= WHAT THE EXERCISE ASKS =
Copy out the records precisely, omitting pictures.

======== RECORDS TO PROCESS

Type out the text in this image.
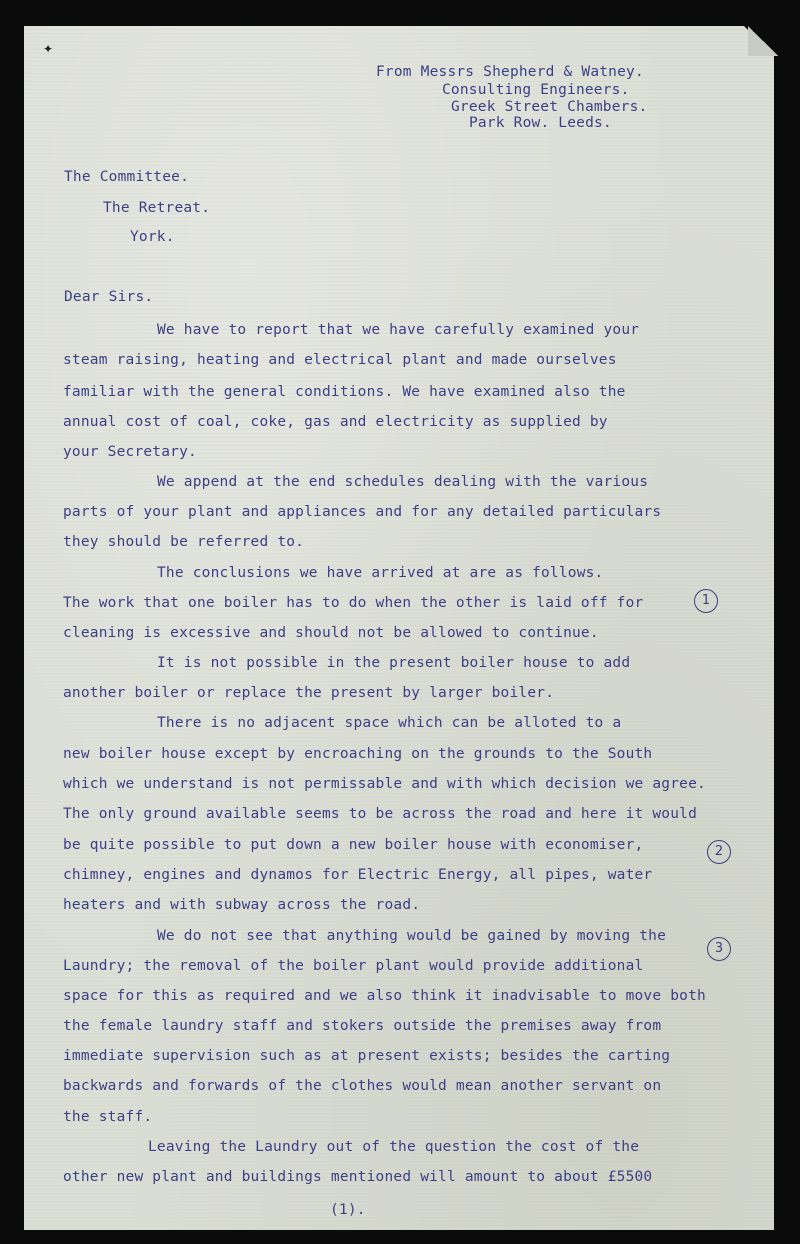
✦
From Messrs Shepherd & Watney.
Consulting Engineers.
Greek Street Chambers.
Park Row. Leeds.
The Committee.
The Retreat.
York.
Dear Sirs.
We have to report that we have carefully examined your
steam raising, heating and electrical plant and made ourselves
familiar with the general conditions. We have examined also the
annual cost of coal, coke, gas and electricity as supplied by
your Secretary.
We append at the end schedules dealing with the various
parts of your plant and appliances and for any detailed particulars
they should be referred to.
The conclusions we have arrived at are as follows.
The work that one boiler has to do when the other is laid off for
cleaning is excessive and should not be allowed to continue.
It is not possible in the present boiler house to add
another boiler or replace the present by larger boiler.
There is no adjacent space which can be alloted to a
new boiler house except by encroaching on the grounds to the South
which we understand is not permissable and with which decision we agree.
The only ground available seems to be across the road and here it would
be quite possible to put down a new boiler house with economiser,
chimney, engines and dynamos for Electric Energy, all pipes, water
heaters and with subway across the road.
We do not see that anything would be gained by moving the
Laundry; the removal of the boiler plant would provide additional
space for this as required and we also think it inadvisable to move both
the female laundry staff and stokers outside the premises away from
immediate supervision such as at present exists; besides the carting
backwards and forwards of the clothes would mean another servant on
the staff.
Leaving the Laundry out of the question the cost of the
other new plant and buildings mentioned will amount to about £5500
1
2
3
(1).
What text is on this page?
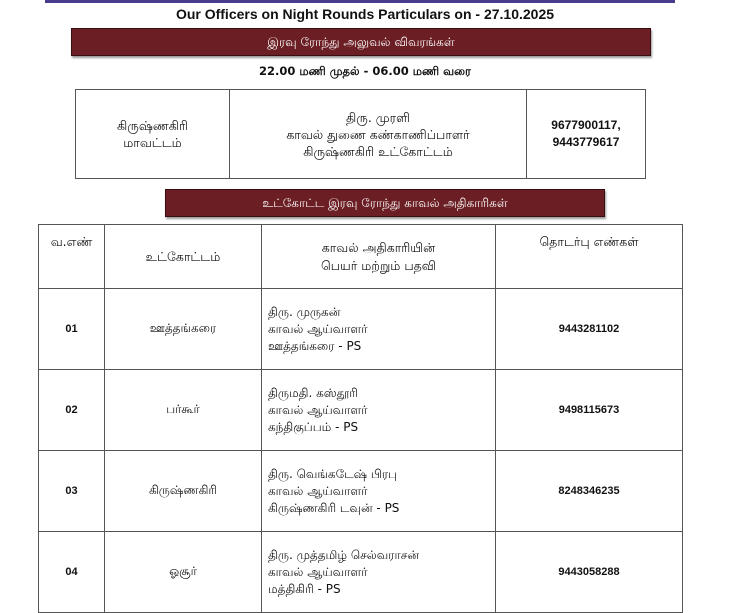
Our Officers on Night Rounds Particulars on - 27.10.2025
இரவு ரோந்து அலுவல் விவரங்கள்
22.00 மணி முதல் - 06.00 மணி வரை
கிருஷ்ணகிரி
மாவட்டம்

திரு. முரளி
காவல் துணை கண்காணிப்பாளர்
கிருஷ்ணகிரி உட்கோட்டம்

9677900117,
9443779617
உட்கோட்ட இரவு ரோந்து காவல் அதிகாரிகள்
வ.எண்	உட்கோட்டம்	காவல் அதிகாரியின்
பெயர் மற்றும் பதவி	தொடர்பு எண்கள்

01	ஊத்தங்கரை	திரு. முருகன்
காவல் ஆய்வாளர்
ஊத்தங்கரை - PS	9443281102
02	பர்கூர்	திருமதி. கஸ்தூரி
காவல் ஆய்வாளர்
கந்திகுப்பம் - PS	9498115673
03	கிருஷ்ணகிரி	திரு. வெங்கடேஷ் பிரபு
காவல் ஆய்வாளர்
கிருஷ்ணகிரி டவுன் - PS	8248346235
04	ஓசூர்	திரு. முத்தமிழ் செல்வராசன்
காவல் ஆய்வாளர்
மத்திகிரி - PS	9443058288
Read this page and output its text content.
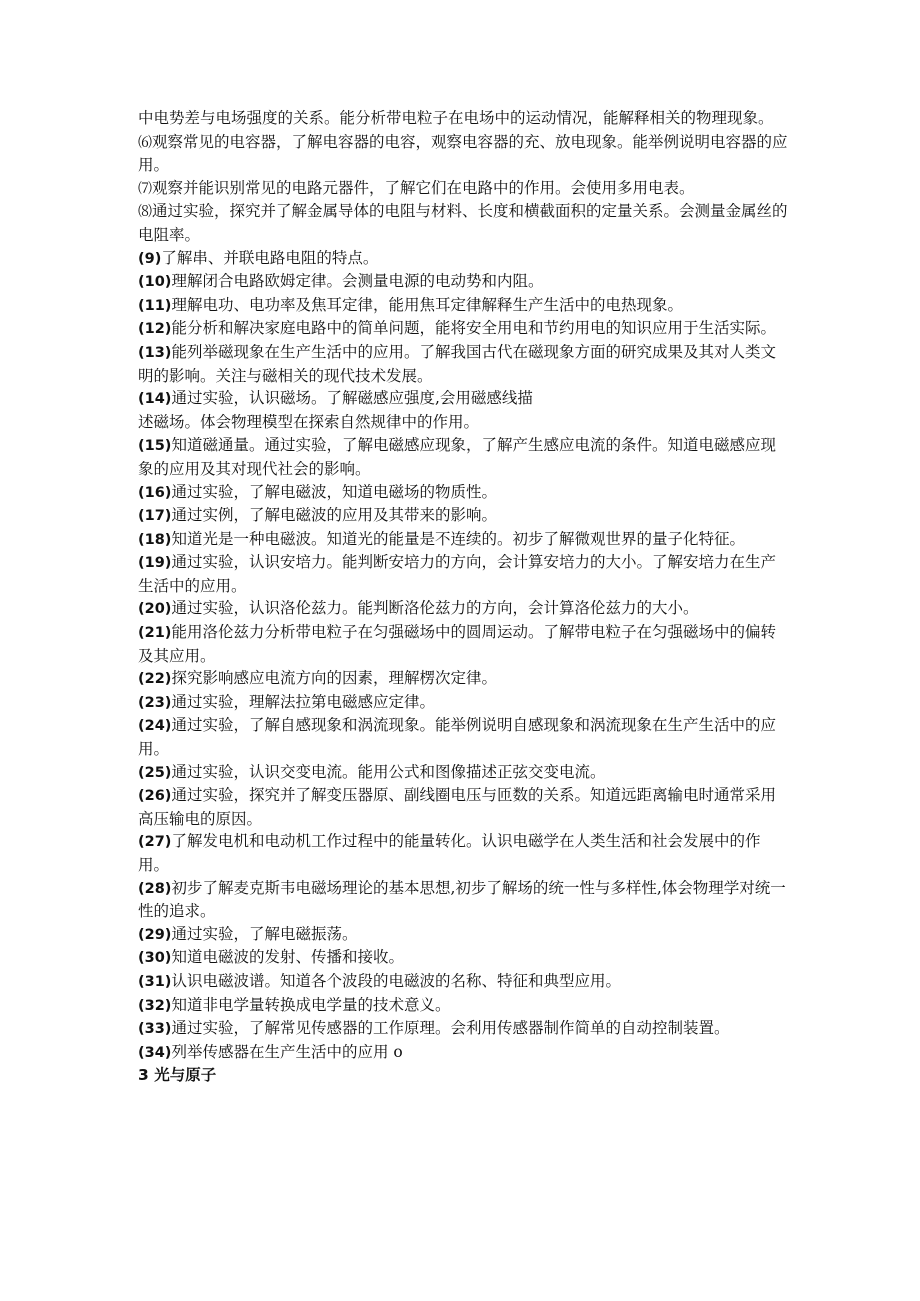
中电势差与电场强度的关系。能分析带电粒子在电场中的运动情况，能解释相关的物理现象。

⑹观察常见的电容器，了解电容器的电容，观察电容器的充、放电现象。能举例说明电容器的应用。

⑺观察并能识别常见的电路元器件，了解它们在电路中的作用。会使用多用电表。

⑻通过实验，探究并了解金属导体的电阻与材料、长度和横截面积的定量关系。会测量金属丝的电阻率。

(9)了解串、并联电路电阻的特点。

(10)理解闭合电路欧姆定律。会测量电源的电动势和内阻。

(11)理解电功、电功率及焦耳定律，能用焦耳定律解释生产生活中的电热现象。

(12)能分析和解决家庭电路中的简单问题，能将安全用电和节约用电的知识应用于生活实际。

(13)能列举磁现象在生产生活中的应用。了解我国古代在磁现象方面的研究成果及其对人类文明的影响。关注与磁相关的现代技术发展。

(14)通过实验，认识磁场。了解磁感应强度,会用磁感线描

述磁场。体会物理模型在探索自然规律中的作用。

(15)知道磁通量。通过实验，了解电磁感应现象，了解产生感应电流的条件。知道电磁感应现象的应用及其对现代社会的影响。

(16)通过实验，了解电磁波，知道电磁场的物质性。

(17)通过实例，了解电磁波的应用及其带来的影响。

(18)知道光是一种电磁波。知道光的能量是不连续的。初步了解微观世界的量子化特征。

(19)通过实验，认识安培力。能判断安培力的方向，会计算安培力的大小。了解安培力在生产生活中的应用。

(20)通过实验，认识洛伦兹力。能判断洛伦兹力的方向，会计算洛伦兹力的大小。

(21)能用洛伦兹力分析带电粒子在匀强磁场中的圆周运动。了解带电粒子在匀强磁场中的偏转及其应用。

(22)探究影响感应电流方向的因素，理解楞次定律。

(23)通过实验，理解法拉第电磁感应定律。

(24)通过实验，了解自感现象和涡流现象。能举例说明自感现象和涡流现象在生产生活中的应用。

(25)通过实验，认识交变电流。能用公式和图像描述正弦交变电流。

(26)通过实验，探究并了解变压器原、副线圈电压与匝数的关系。知道远距离输电时通常采用高压输电的原因。

(27)了解发电机和电动机工作过程中的能量转化。认识电磁学在人类生活和社会发展中的作用。

(28)初步了解麦克斯韦电磁场理论的基本思想,初步了解场的统一性与多样性,体会物理学对统一性的追求。

(29)通过实验，了解电磁振荡。

(30)知道电磁波的发射、传播和接收。

(31)认识电磁波谱。知道各个波段的电磁波的名称、特征和典型应用。

(32)知道非电学量转换成电学量的技术意义。

(33)通过实验，了解常见传感器的工作原理。会利用传感器制作简单的自动控制装置。

(34)列举传感器在生产生活中的应用 o

3 光与原子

================

= TASK ANSWER =
Type out the text in this image.
✦
From Messrs Shepherd & Watney.
Consulting Engineers.
Greek Street Chambers.
Park Row. Leeds.
The Committee.
The Retreat.
York.
Dear Sirs.
We have to report that we have carefully examined your
steam raising, heating and electrical plant and made ourselves
familiar with the general conditions. We have examined also the
annual cost of coal, coke, gas and electricity as supplied by
your Secretary.
We append at the end schedules dealing with the various
parts of your plant and appliances and for any detailed particulars
they should be referred to.
The conclusions we have arrived at are as follows.
The work that one boiler has to do when the other is laid off for
cleaning is excessive and should not be allowed to continue.
It is not possible in the present boiler house to add
another boiler or replace the present by larger boiler.
There is no adjacent space which can be alloted to a
new boiler house except by encroaching on the grounds to the South
which we understand is not permissable and with which decision we agree.
The only ground available seems to be across the road and here it would
be quite possible to put down a new boiler house with economiser,
chimney, engines and dynamos for Electric Energy, all pipes, water
heaters and with subway across the road.
We do not see that anything would be gained by moving the
Laundry; the removal of the boiler plant would provide additional
space for this as required and we also think it inadvisable to move both
the female laundry staff and stokers outside the premises away from
immediate supervision such as at present exists; besides the carting
backwards and forwards of the clothes would mean another servant on
the staff.
Leaving the Laundry out of the question the cost of the
other new plant and buildings mentioned will amount to about £5500
1
2
3
(1).
What text is on this page?
Our Officers on Night Rounds Particulars on - 27.10.2025
இரவு ரோந்து அலுவல் விவரங்கள்
22.00 மணி முதல் - 06.00 மணி வரை
கிருஷ்ணகிரி
மாவட்டம்

திரு. முரளி
காவல் துணை கண்காணிப்பாளர்
கிருஷ்ணகிரி உட்கோட்டம்

9677900117,
9443779617
உட்கோட்ட இரவு ரோந்து காவல் அதிகாரிகள்
வ.எண்	உட்கோட்டம்	காவல் அதிகாரியின்
பெயர் மற்றும் பதவி	தொடர்பு எண்கள்

01	ஊத்தங்கரை	திரு. முருகன்
காவல் ஆய்வாளர்
ஊத்தங்கரை - PS	9443281102
02	பர்கூர்	திருமதி. கஸ்தூரி
காவல் ஆய்வாளர்
கந்திகுப்பம் - PS	9498115673
03	கிருஷ்ணகிரி	திரு. வெங்கடேஷ் பிரபு
காவல் ஆய்வாளர்
கிருஷ்ணகிரி டவுன் - PS	8248346235
04	ஓசூர்	திரு. முத்தமிழ் செல்வராசன்
காவல் ஆய்வாளர்
மத்திகிரி - PS	9443058288
Read this page and output its text content.
中电势差与电场强度的关系。能分析带电粒子在电场中的运动情况，能解释相关的物理现象。

⑹观察常见的电容器，了解电容器的电容，观察电容器的充、放电现象。能举例说明电容器的应用。

⑺观察并能识别常见的电路元器件，了解它们在电路中的作用。会使用多用电表。

⑻通过实验，探究并了解金属导体的电阻与材料、长度和横截面积的定量关系。会测量金属丝的电阻率。

(9)了解串、并联电路电阻的特点。

(10)理解闭合电路欧姆定律。会测量电源的电动势和内阻。

(11)理解电功、电功率及焦耳定律，能用焦耳定律解释生产生活中的电热现象。

(12)能分析和解决家庭电路中的简单问题，能将安全用电和节约用电的知识应用于生活实际。

(13)能列举磁现象在生产生活中的应用。了解我国古代在磁现象方面的研究成果及其对人类文明的影响。关注与磁相关的现代技术发展。

(14)通过实验，认识磁场。了解磁感应强度,会用磁感线描

述磁场。体会物理模型在探索自然规律中的作用。

(15)知道磁通量。通过实验，了解电磁感应现象，了解产生感应电流的条件。知道电磁感应现象的应用及其对现代社会的影响。

(16)通过实验，了解电磁波，知道电磁场的物质性。

(17)通过实例，了解电磁波的应用及其带来的影响。

(18)知道光是一种电磁波。知道光的能量是不连续的。初步了解微观世界的量子化特征。

(19)通过实验，认识安培力。能判断安培力的方向，会计算安培力的大小。了解安培力在生产生活中的应用。

(20)通过实验，认识洛伦兹力。能判断洛伦兹力的方向，会计算洛伦兹力的大小。

(21)能用洛伦兹力分析带电粒子在匀强磁场中的圆周运动。了解带电粒子在匀强磁场中的偏转及其应用。

(22)探究影响感应电流方向的因素，理解楞次定律。

(23)通过实验，理解法拉第电磁感应定律。

(24)通过实验，了解自感现象和涡流现象。能举例说明自感现象和涡流现象在生产生活中的应用。

(25)通过实验，认识交变电流。能用公式和图像描述正弦交变电流。

(26)通过实验，探究并了解变压器原、副线圈电压与匝数的关系。知道远距离输电时通常采用高压输电的原因。

(27)了解发电机和电动机工作过程中的能量转化。认识电磁学在人类生活和社会发展中的作用。

(28)初步了解麦克斯韦电磁场理论的基本思想,初步了解场的统一性与多样性,体会物理学对统一性的追求。

(29)通过实验，了解电磁振荡。

(30)知道电磁波的发射、传播和接收。

(31)认识电磁波谱。知道各个波段的电磁波的名称、特征和典型应用。

(32)知道非电学量转换成电学量的技术意义。

(33)通过实验，了解常见传感器的工作原理。会利用传感器制作简单的自动控制装置。

(34)列举传感器在生产生活中的应用 o

3 光与原子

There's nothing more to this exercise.